What is expected: Using the listing below, extract each line that has the word "пункта" in it.

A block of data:
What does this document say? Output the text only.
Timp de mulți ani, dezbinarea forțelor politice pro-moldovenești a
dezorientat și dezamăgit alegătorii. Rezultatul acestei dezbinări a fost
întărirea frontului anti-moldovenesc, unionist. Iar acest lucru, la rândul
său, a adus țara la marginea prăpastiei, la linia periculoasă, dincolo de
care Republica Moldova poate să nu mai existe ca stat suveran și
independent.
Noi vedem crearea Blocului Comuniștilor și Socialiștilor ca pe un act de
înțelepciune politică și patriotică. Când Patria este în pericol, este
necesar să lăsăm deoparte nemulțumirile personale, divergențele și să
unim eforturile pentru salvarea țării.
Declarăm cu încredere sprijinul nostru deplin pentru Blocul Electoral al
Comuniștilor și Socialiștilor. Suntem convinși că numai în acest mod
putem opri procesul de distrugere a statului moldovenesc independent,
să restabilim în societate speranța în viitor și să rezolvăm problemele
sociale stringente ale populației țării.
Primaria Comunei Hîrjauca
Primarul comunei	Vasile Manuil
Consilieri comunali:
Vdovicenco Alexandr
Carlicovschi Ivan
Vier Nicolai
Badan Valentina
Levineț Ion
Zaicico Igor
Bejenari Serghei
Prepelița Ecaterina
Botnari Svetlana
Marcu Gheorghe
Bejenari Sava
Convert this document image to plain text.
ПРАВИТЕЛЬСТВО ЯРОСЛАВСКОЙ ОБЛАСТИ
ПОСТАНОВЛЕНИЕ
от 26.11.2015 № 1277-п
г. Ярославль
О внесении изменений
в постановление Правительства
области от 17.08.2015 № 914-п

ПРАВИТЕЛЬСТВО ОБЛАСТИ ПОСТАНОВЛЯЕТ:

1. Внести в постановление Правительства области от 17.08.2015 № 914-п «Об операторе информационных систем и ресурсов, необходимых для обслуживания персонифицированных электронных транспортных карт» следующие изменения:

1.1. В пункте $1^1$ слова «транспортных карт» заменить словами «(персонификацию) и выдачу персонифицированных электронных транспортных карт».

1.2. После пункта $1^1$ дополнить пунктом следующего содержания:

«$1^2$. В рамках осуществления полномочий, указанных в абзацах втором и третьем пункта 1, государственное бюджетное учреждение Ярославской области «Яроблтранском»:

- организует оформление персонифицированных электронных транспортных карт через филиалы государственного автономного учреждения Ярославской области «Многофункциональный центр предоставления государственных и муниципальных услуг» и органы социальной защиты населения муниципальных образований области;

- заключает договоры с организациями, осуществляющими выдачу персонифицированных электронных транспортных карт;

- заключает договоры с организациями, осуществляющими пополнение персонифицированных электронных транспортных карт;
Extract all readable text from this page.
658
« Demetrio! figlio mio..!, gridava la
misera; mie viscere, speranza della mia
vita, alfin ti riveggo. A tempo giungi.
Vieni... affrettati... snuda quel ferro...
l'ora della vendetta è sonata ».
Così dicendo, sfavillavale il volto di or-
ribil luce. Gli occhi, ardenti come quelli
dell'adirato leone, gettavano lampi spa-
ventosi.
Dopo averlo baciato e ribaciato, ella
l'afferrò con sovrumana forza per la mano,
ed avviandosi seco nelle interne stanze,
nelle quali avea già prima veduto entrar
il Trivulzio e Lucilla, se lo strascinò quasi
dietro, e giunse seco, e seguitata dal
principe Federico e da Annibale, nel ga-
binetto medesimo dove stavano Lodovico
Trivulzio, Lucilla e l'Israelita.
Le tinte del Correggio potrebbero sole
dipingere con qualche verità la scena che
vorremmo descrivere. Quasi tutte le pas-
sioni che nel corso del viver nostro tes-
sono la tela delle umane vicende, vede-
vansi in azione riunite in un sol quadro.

Result below:
1.2. После пункта $1^1$ дополнить пунктом следующего содержания:
«$1^2$. В рамках осуществления полномочий, указанных в абзацах втором и третьем пункта 1, государственное бюджетное учреждение Ярославской области «Яроблтранском»:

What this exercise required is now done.